Records from a collection of figures
■ ■ ■ ■ ■
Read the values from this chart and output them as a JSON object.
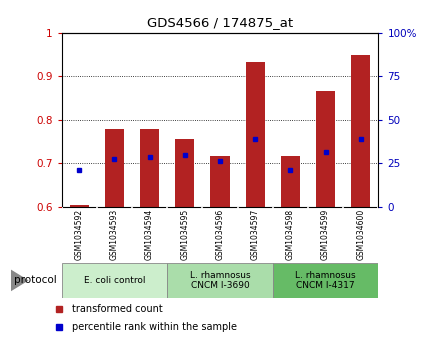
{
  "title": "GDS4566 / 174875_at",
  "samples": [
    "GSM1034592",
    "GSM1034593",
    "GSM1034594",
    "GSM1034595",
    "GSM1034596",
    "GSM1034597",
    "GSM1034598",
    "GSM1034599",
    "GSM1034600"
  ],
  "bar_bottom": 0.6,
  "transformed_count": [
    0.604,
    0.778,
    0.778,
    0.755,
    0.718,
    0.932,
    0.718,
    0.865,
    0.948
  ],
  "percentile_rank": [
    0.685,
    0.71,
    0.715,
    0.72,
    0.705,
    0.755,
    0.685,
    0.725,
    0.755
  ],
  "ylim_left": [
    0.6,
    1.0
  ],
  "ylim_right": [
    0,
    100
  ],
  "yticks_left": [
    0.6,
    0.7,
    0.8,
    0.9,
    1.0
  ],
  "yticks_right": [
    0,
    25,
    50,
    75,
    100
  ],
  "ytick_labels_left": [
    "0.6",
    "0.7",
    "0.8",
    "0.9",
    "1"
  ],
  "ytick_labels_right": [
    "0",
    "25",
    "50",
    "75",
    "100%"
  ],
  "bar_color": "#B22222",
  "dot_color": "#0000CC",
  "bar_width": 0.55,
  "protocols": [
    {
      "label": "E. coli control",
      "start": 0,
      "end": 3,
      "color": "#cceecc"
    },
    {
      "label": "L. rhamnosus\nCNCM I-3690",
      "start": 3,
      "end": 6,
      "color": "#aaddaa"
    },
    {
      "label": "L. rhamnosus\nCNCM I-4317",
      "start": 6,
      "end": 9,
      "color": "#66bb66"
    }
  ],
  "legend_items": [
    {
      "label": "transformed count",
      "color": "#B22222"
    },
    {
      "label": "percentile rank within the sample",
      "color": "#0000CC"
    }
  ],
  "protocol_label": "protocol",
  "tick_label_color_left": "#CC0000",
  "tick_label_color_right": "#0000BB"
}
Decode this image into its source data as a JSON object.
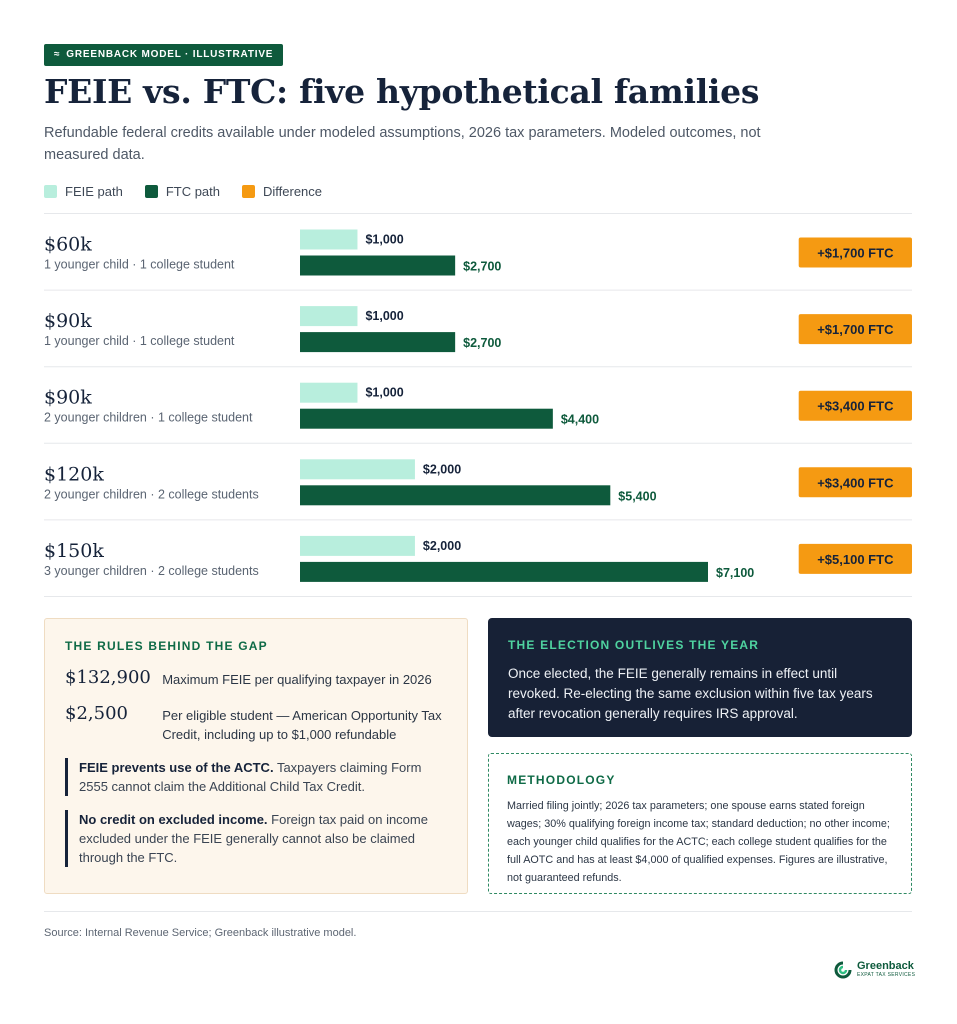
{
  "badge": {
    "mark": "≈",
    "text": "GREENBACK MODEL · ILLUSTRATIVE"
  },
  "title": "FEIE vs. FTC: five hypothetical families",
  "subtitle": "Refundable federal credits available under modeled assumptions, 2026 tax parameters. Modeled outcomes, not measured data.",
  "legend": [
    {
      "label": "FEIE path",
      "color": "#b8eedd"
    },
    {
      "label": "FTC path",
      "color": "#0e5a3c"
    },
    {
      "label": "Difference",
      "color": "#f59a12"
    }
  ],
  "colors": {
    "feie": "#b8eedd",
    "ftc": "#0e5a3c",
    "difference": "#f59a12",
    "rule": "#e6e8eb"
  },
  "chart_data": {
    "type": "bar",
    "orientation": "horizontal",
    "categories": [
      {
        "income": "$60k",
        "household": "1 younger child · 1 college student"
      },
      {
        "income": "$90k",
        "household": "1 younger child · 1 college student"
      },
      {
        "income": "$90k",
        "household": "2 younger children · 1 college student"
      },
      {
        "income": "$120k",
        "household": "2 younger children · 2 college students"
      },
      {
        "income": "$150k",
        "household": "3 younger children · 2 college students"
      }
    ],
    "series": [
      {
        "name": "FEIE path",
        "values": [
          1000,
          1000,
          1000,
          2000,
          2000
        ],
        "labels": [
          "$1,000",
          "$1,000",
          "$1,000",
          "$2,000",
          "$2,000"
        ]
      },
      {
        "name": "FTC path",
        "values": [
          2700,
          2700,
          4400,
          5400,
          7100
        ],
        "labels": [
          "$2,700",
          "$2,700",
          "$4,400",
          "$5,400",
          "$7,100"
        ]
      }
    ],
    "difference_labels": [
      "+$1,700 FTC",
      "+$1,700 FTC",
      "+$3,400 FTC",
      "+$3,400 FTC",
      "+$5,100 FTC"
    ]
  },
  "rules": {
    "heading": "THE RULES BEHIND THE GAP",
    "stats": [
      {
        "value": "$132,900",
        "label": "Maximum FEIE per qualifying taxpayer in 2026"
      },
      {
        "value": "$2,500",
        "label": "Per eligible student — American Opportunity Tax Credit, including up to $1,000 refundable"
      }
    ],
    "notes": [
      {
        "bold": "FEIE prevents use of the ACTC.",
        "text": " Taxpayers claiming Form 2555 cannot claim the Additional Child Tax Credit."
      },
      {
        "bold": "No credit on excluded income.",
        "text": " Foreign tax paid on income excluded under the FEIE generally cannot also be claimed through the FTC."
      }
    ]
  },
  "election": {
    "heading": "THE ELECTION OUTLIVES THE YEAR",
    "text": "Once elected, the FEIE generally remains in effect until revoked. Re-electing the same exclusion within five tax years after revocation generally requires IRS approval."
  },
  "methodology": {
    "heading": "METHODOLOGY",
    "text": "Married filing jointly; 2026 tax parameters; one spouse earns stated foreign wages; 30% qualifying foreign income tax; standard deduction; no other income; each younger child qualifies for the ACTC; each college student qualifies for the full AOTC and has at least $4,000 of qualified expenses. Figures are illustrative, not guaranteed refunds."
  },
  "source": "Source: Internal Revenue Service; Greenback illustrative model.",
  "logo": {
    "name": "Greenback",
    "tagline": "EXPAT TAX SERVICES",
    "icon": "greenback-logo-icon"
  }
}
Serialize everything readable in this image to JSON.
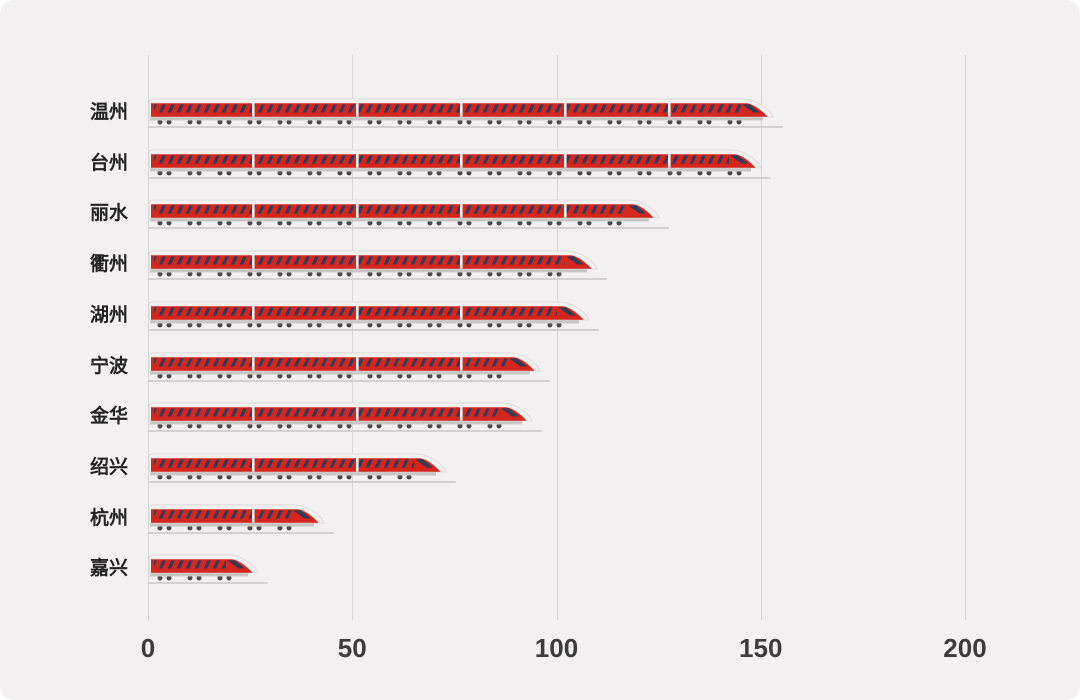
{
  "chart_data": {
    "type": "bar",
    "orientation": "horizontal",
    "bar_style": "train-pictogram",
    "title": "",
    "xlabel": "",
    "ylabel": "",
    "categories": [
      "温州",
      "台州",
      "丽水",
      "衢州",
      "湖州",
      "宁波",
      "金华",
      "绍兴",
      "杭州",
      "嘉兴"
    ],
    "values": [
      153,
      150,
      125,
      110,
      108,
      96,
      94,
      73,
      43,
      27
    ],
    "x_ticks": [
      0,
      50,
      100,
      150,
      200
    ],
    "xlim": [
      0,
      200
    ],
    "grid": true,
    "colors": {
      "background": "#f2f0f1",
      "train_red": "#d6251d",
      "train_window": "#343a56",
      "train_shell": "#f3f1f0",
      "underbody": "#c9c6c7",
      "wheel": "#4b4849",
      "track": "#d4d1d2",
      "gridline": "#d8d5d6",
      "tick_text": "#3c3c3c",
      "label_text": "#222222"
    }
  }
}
■ ■ ■ ■ ■
• [WHAT TO PRODUCE]:
Your copy of the data should match it exactly, except that pictures are left out.

• [SOLUTION]:
Read the values from this chart and output them as a JSON object.
{
  "title": "GDS4566 / 174875_at",
  "samples": [
    "GSM1034592",
    "GSM1034593",
    "GSM1034594",
    "GSM1034595",
    "GSM1034596",
    "GSM1034597",
    "GSM1034598",
    "GSM1034599",
    "GSM1034600"
  ],
  "bar_bottom": 0.6,
  "transformed_count": [
    0.604,
    0.778,
    0.778,
    0.755,
    0.718,
    0.932,
    0.718,
    0.865,
    0.948
  ],
  "percentile_rank": [
    0.685,
    0.71,
    0.715,
    0.72,
    0.705,
    0.755,
    0.685,
    0.725,
    0.755
  ],
  "ylim_left": [
    0.6,
    1.0
  ],
  "ylim_right": [
    0,
    100
  ],
  "yticks_left": [
    0.6,
    0.7,
    0.8,
    0.9,
    1.0
  ],
  "yticks_right": [
    0,
    25,
    50,
    75,
    100
  ],
  "ytick_labels_left": [
    "0.6",
    "0.7",
    "0.8",
    "0.9",
    "1"
  ],
  "ytick_labels_right": [
    "0",
    "25",
    "50",
    "75",
    "100%"
  ],
  "bar_color": "#B22222",
  "dot_color": "#0000CC",
  "bar_width": 0.55,
  "protocols": [
    {
      "label": "E. coli control",
      "start": 0,
      "end": 3,
      "color": "#cceecc"
    },
    {
      "label": "L. rhamnosus\nCNCM I-3690",
      "start": 3,
      "end": 6,
      "color": "#aaddaa"
    },
    {
      "label": "L. rhamnosus\nCNCM I-4317",
      "start": 6,
      "end": 9,
      "color": "#66bb66"
    }
  ],
  "legend_items": [
    {
      "label": "transformed count",
      "color": "#B22222"
    },
    {
      "label": "percentile rank within the sample",
      "color": "#0000CC"
    }
  ],
  "protocol_label": "protocol",
  "tick_label_color_left": "#CC0000",
  "tick_label_color_right": "#0000BB"
}
Decode this image into its source data as a JSON object.
{
  "badge": {
    "mark": "≈",
    "text": "GREENBACK MODEL · ILLUSTRATIVE"
  },
  "title": "FEIE vs. FTC: five hypothetical families",
  "subtitle": "Refundable federal credits available under modeled assumptions, 2026 tax parameters. Modeled outcomes, not measured data.",
  "legend": [
    {
      "label": "FEIE path",
      "color": "#b8eedd"
    },
    {
      "label": "FTC path",
      "color": "#0e5a3c"
    },
    {
      "label": "Difference",
      "color": "#f59a12"
    }
  ],
  "colors": {
    "feie": "#b8eedd",
    "ftc": "#0e5a3c",
    "difference": "#f59a12",
    "rule": "#e6e8eb"
  },
  "chart_data": {
    "type": "bar",
    "orientation": "horizontal",
    "categories": [
      {
        "income": "$60k",
        "household": "1 younger child · 1 college student"
      },
      {
        "income": "$90k",
        "household": "1 younger child · 1 college student"
      },
      {
        "income": "$90k",
        "household": "2 younger children · 1 college student"
      },
      {
        "income": "$120k",
        "household": "2 younger children · 2 college students"
      },
      {
        "income": "$150k",
        "household": "3 younger children · 2 college students"
      }
    ],
    "series": [
      {
        "name": "FEIE path",
        "values": [
          1000,
          1000,
          1000,
          2000,
          2000
        ],
        "labels": [
          "$1,000",
          "$1,000",
          "$1,000",
          "$2,000",
          "$2,000"
        ]
      },
      {
        "name": "FTC path",
        "values": [
          2700,
          2700,
          4400,
          5400,
          7100
        ],
        "labels": [
          "$2,700",
          "$2,700",
          "$4,400",
          "$5,400",
          "$7,100"
        ]
      }
    ],
    "difference_labels": [
      "+$1,700 FTC",
      "+$1,700 FTC",
      "+$3,400 FTC",
      "+$3,400 FTC",
      "+$5,100 FTC"
    ]
  },
  "rules": {
    "heading": "THE RULES BEHIND THE GAP",
    "stats": [
      {
        "value": "$132,900",
        "label": "Maximum FEIE per qualifying taxpayer in 2026"
      },
      {
        "value": "$2,500",
        "label": "Per eligible student — American Opportunity Tax Credit, including up to $1,000 refundable"
      }
    ],
    "notes": [
      {
        "bold": "FEIE prevents use of the ACTC.",
        "text": " Taxpayers claiming Form 2555 cannot claim the Additional Child Tax Credit."
      },
      {
        "bold": "No credit on excluded income.",
        "text": " Foreign tax paid on income excluded under the FEIE generally cannot also be claimed through the FTC."
      }
    ]
  },
  "election": {
    "heading": "THE ELECTION OUTLIVES THE YEAR",
    "text": "Once elected, the FEIE generally remains in effect until revoked. Re-electing the same exclusion within five tax years after revocation generally requires IRS approval."
  },
  "methodology": {
    "heading": "METHODOLOGY",
    "text": "Married filing jointly; 2026 tax parameters; one spouse earns stated foreign wages; 30% qualifying foreign income tax; standard deduction; no other income; each younger child qualifies for the ACTC; each college student qualifies for the full AOTC and has at least $4,000 of qualified expenses. Figures are illustrative, not guaranteed refunds."
  },
  "source": "Source: Internal Revenue Service; Greenback illustrative model.",
  "logo": {
    "name": "Greenback",
    "tagline": "EXPAT TAX SERVICES",
    "icon": "greenback-logo-icon"
  }
}
Serialize everything readable in this image to JSON.
{
  "chart_data": {
    "type": "bar",
    "orientation": "horizontal",
    "bar_style": "train-pictogram",
    "title": "",
    "xlabel": "",
    "ylabel": "",
    "categories": [
      "温州",
      "台州",
      "丽水",
      "衢州",
      "湖州",
      "宁波",
      "金华",
      "绍兴",
      "杭州",
      "嘉兴"
    ],
    "values": [
      153,
      150,
      125,
      110,
      108,
      96,
      94,
      73,
      43,
      27
    ],
    "x_ticks": [
      0,
      50,
      100,
      150,
      200
    ],
    "xlim": [
      0,
      200
    ],
    "grid": true,
    "colors": {
      "background": "#f2f0f1",
      "train_red": "#d6251d",
      "train_window": "#343a56",
      "train_shell": "#f3f1f0",
      "underbody": "#c9c6c7",
      "wheel": "#4b4849",
      "track": "#d4d1d2",
      "gridline": "#d8d5d6",
      "tick_text": "#3c3c3c",
      "label_text": "#222222"
    }
  }
}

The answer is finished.